# [WHAT IS ASKED]
Every entry below must be repeated exactly; skip the pictures.
=== PROVIDED MATERIAL ===
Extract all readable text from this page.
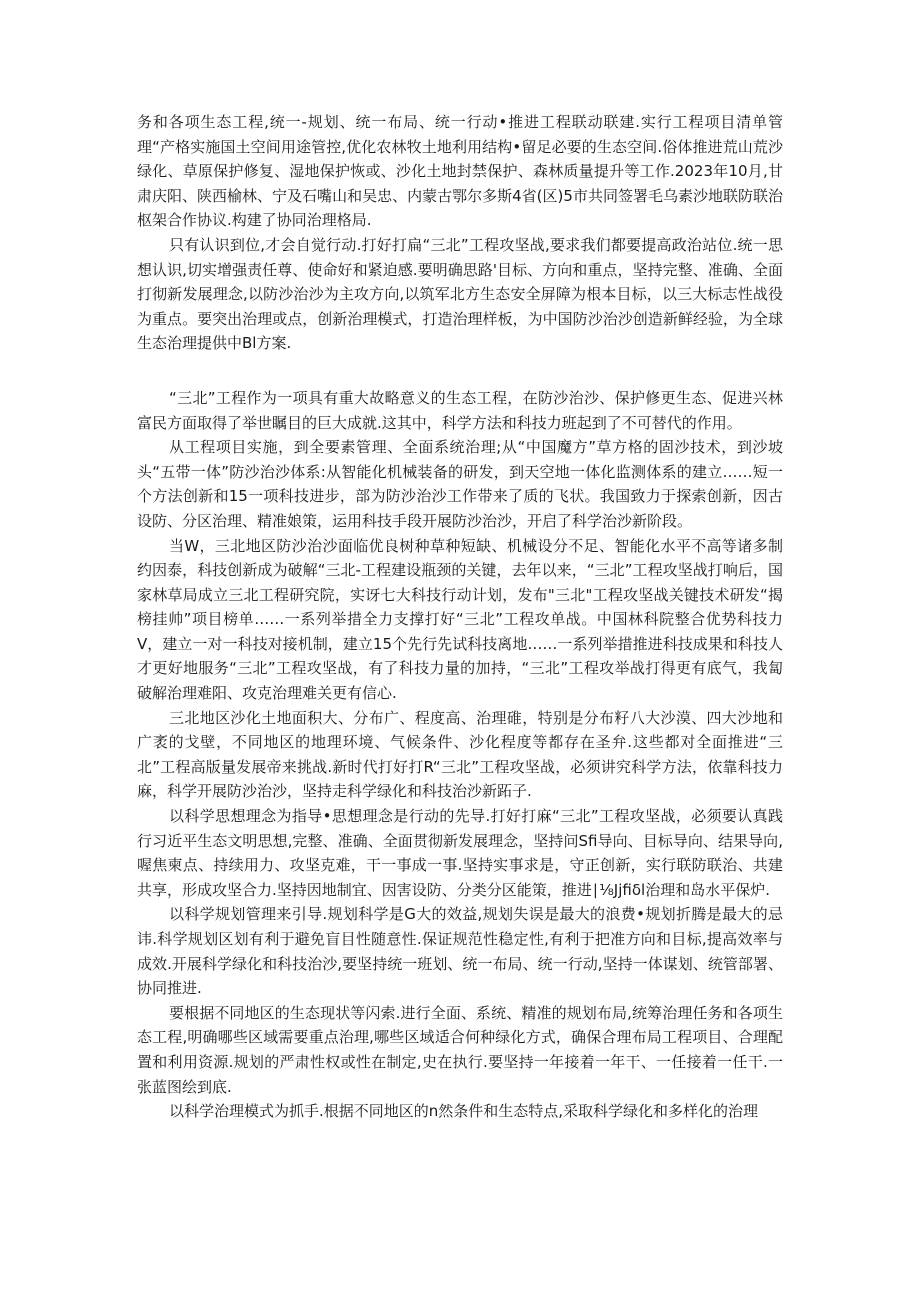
务和各项生态工程,统一-规划、统一布局、统一行动•推进工程联动联建.实行工程项目清单管理“产格实施国土空间用途管控,优化农林牧土地利用结构•留足必要的生态空间.俗体推进荒山荒沙绿化、草原保护修复、湿地保护恢或、沙化土地封禁保护、森林质量提升等工作.2023年10月,甘肃庆阳、陕西榆林、宁及石嘴山和吴忠、内蒙古鄂尔多斯4省(区)5市共同签署毛乌素沙地联防联治枢架合作协议.构建了协同治理格局.

只有认识到位,才会自觉行动.打好打扁“三北”工程攻坚战,要求我们都要提高政治站位.统一思想认识,切实增强责任尊、使命好和紧迫感.要明确思路'目标、方向和重点，坚持完整、准确、全面打彻新发展理念,以防沙治沙为主攻方向,以筑军北方生态安全屏障为根本目标，以三大标志性战役为重点。要突出治理或点，创新治理模式，打造治理样板，为中国防沙治沙创造新鲜经验，为全球生态治理提供中Bl方案.

“三北”工程作为一项具有重大故略意义的生态工程，在防沙治沙、保护修更生态、促进兴林富民方面取得了举世瞩目的巨大成就.这其中，科学方法和科技力班起到了不可替代的作用。

从工程项目实施，到全要素管理、全面系统治理;从“中国魔方”草方格的固沙技术，到沙坡头“五带一体”防沙治沙体系:从智能化机械装备的研发，到天空地一体化监测体系的建立……短一个方法创新和15一项科技进步，部为防沙治沙工作带来了质的飞状。我国致力于探索创新，因古设防、分区治理、精准娘策，运用科技手段开展防沙治沙，开启了科学治沙新阶段。

当W，三北地区防沙治沙面临优良树种草种短缺、机械设分不足、智能化水平不高等诸多制约因泰，科技创新成为破解“三北-工程建设瓶颈的关键，去年以来，“三北”工程攻坚战打响后，国家林草局成立三北工程研究院，实讶七大科技行动计划，发布"三北"工程攻坚战关键技术研发“揭榜挂帅”项目榜单……一系列举措全力支撑打好“三北”工程攻单战。中国林科院整合优势科技力V，建立一对一科技对接机制，建立15个先行先试科技离地……一系列举措推进科技成果和科技人才更好地服务“三北”工程攻坚战，有了科技力量的加持，“三北”工程攻举战打得更有底气，我匐破解治理难阳、攻克治理难关更有信心.

三北地区沙化土地面积大、分布广、程度高、治理碓，特别是分布籽八大沙漠、四大沙地和广袤的戈壁，不同地区的地理环境、气候条件、沙化程度等都存在圣弁.这些都对全面推进“三北”工程高版量发展帝来挑战.新时代打好打R“三北”工程攻坚战，必须讲究科学方法，依靠科技力麻，科学开展防沙治沙，坚持走科学绿化和科技治沙新跖子.

以科学思想理念为指导•思想理念是行动的先导.打好打麻“三北”工程攻坚战，必须要认真践行习近平生态文明思想,完整、准确、全面贯彻新发展理念，坚持问Sfi导向、目标导向、结果导向,喔焦柬点、持续用力、攻坚克难，干一事成一事.坚持实事求是，守正创新，实行联防联治、共建共享，形成攻坚合力.坚持因地制宜、因害设防、分类分区能策，推进∣⅛Jjfiδl治理和岛水平保炉.

以科学规划管理来引导.规划科学是G大的效益,规划失误是最大的浪费•规划折腾是最大的忌讳.科学规划区划有利于避免盲目性随意性.保证规范性稳定性,有利于把准方向和目标,提高效率与成效.开展科学绿化和科技治沙,要坚持统一班划、统一布局、统一行动,坚持一体谋划、统管部署、协同推进.

要根据不同地区的生态现状等闪索.进行全面、系统、精准的规划布局,统筹治理任务和各项生态工程,明确哪些区域需要重点治理,哪些区域适合何种绿化方式，确保合理布局工程项目、合理配置和利用资源.规划的严肃性权或性在制定,史在执行.要坚持一年接着一年干、一任接着一任干.一张蓝图绘到底.

以科学治理模式为抓手.根据不同地区的n然条件和生态特点,采取科学绿化和多样化的治理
===
# [FINISHED EXERCISE]
Extract all readable text from this page.
务和各项生态工程,统一-规划、统一布局、统一行动•推进工程联动联建.实行工程项目清单管理“产格实施国土空间用途管控,优化农林牧土地利用结构•留足必要的生态空间.俗体推进荒山荒沙绿化、草原保护修复、湿地保护恢或、沙化土地封禁保护、森林质量提升等工作.2023年10月,甘肃庆阳、陕西榆林、宁及石嘴山和吴忠、内蒙古鄂尔多斯4省(区)5市共同签署毛乌素沙地联防联治枢架合作协议.构建了协同治理格局.

只有认识到位,才会自觉行动.打好打扁“三北”工程攻坚战,要求我们都要提高政治站位.统一思想认识,切实增强责任尊、使命好和紧迫感.要明确思路'目标、方向和重点，坚持完整、准确、全面打彻新发展理念,以防沙治沙为主攻方向,以筑军北方生态安全屏障为根本目标，以三大标志性战役为重点。要突出治理或点，创新治理模式，打造治理样板，为中国防沙治沙创造新鲜经验，为全球生态治理提供中Bl方案.

“三北”工程作为一项具有重大故略意义的生态工程，在防沙治沙、保护修更生态、促进兴林富民方面取得了举世瞩目的巨大成就.这其中，科学方法和科技力班起到了不可替代的作用。

从工程项目实施，到全要素管理、全面系统治理;从“中国魔方”草方格的固沙技术，到沙坡头“五带一体”防沙治沙体系:从智能化机械装备的研发，到天空地一体化监测体系的建立……短一个方法创新和15一项科技进步，部为防沙治沙工作带来了质的飞状。我国致力于探索创新，因古设防、分区治理、精准娘策，运用科技手段开展防沙治沙，开启了科学治沙新阶段。

当W，三北地区防沙治沙面临优良树种草种短缺、机械设分不足、智能化水平不高等诸多制约因泰，科技创新成为破解“三北-工程建设瓶颈的关键，去年以来，“三北”工程攻坚战打响后，国家林草局成立三北工程研究院，实讶七大科技行动计划，发布"三北"工程攻坚战关键技术研发“揭榜挂帅”项目榜单……一系列举措全力支撑打好“三北”工程攻单战。中国林科院整合优势科技力V，建立一对一科技对接机制，建立15个先行先试科技离地……一系列举措推进科技成果和科技人才更好地服务“三北”工程攻坚战，有了科技力量的加持，“三北”工程攻举战打得更有底气，我匐破解治理难阳、攻克治理难关更有信心.

三北地区沙化土地面积大、分布广、程度高、治理碓，特别是分布籽八大沙漠、四大沙地和广袤的戈壁，不同地区的地理环境、气候条件、沙化程度等都存在圣弁.这些都对全面推进“三北”工程高版量发展帝来挑战.新时代打好打R“三北”工程攻坚战，必须讲究科学方法，依靠科技力麻，科学开展防沙治沙，坚持走科学绿化和科技治沙新跖子.

以科学思想理念为指导•思想理念是行动的先导.打好打麻“三北”工程攻坚战，必须要认真践行习近平生态文明思想,完整、准确、全面贯彻新发展理念，坚持问Sfi导向、目标导向、结果导向,喔焦柬点、持续用力、攻坚克难，干一事成一事.坚持实事求是，守正创新，实行联防联治、共建共享，形成攻坚合力.坚持因地制宜、因害设防、分类分区能策，推进∣⅛Jjfiδl治理和岛水平保炉.

以科学规划管理来引导.规划科学是G大的效益,规划失误是最大的浪费•规划折腾是最大的忌讳.科学规划区划有利于避免盲目性随意性.保证规范性稳定性,有利于把准方向和目标,提高效率与成效.开展科学绿化和科技治沙,要坚持统一班划、统一布局、统一行动,坚持一体谋划、统管部署、协同推进.

要根据不同地区的生态现状等闪索.进行全面、系统、精准的规划布局,统筹治理任务和各项生态工程,明确哪些区域需要重点治理,哪些区域适合何种绿化方式，确保合理布局工程项目、合理配置和利用资源.规划的严肃性权或性在制定,史在执行.要坚持一年接着一年干、一任接着一任干.一张蓝图绘到底.

以科学治理模式为抓手.根据不同地区的n然条件和生态特点,采取科学绿化和多样化的治理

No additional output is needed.